Task directions: Select and reproduce each line of the listing below that bears the string "this".
-------------------------
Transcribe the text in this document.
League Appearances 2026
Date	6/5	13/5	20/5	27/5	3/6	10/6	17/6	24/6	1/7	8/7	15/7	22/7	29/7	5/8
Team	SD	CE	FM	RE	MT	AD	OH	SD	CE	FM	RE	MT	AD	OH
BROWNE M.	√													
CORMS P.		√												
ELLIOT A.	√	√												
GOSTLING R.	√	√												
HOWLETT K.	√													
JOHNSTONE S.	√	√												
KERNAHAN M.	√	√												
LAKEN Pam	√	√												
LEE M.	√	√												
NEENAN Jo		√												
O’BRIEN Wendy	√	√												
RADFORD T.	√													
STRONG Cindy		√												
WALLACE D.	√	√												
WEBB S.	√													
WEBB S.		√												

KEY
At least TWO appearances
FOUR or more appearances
-------------------------
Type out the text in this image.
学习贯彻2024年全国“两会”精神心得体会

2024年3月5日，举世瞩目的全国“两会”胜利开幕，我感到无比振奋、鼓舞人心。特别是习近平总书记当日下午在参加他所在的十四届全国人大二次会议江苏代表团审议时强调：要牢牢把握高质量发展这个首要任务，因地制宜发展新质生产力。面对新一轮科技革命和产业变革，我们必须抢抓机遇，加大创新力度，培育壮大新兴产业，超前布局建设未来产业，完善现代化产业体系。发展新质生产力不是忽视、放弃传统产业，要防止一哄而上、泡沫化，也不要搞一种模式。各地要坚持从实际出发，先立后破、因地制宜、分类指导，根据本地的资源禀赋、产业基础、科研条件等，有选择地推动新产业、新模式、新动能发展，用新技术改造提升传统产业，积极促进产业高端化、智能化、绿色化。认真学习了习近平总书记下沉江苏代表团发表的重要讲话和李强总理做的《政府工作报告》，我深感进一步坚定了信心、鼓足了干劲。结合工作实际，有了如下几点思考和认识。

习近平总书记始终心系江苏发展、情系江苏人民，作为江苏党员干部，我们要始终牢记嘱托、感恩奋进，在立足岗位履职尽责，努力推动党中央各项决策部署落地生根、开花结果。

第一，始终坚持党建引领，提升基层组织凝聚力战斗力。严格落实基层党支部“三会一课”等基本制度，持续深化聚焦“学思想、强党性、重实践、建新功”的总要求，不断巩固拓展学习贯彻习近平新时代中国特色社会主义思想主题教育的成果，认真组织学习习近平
-------------------------
Expected answer:
Transcribe the text in this document.
Type out the text in this image.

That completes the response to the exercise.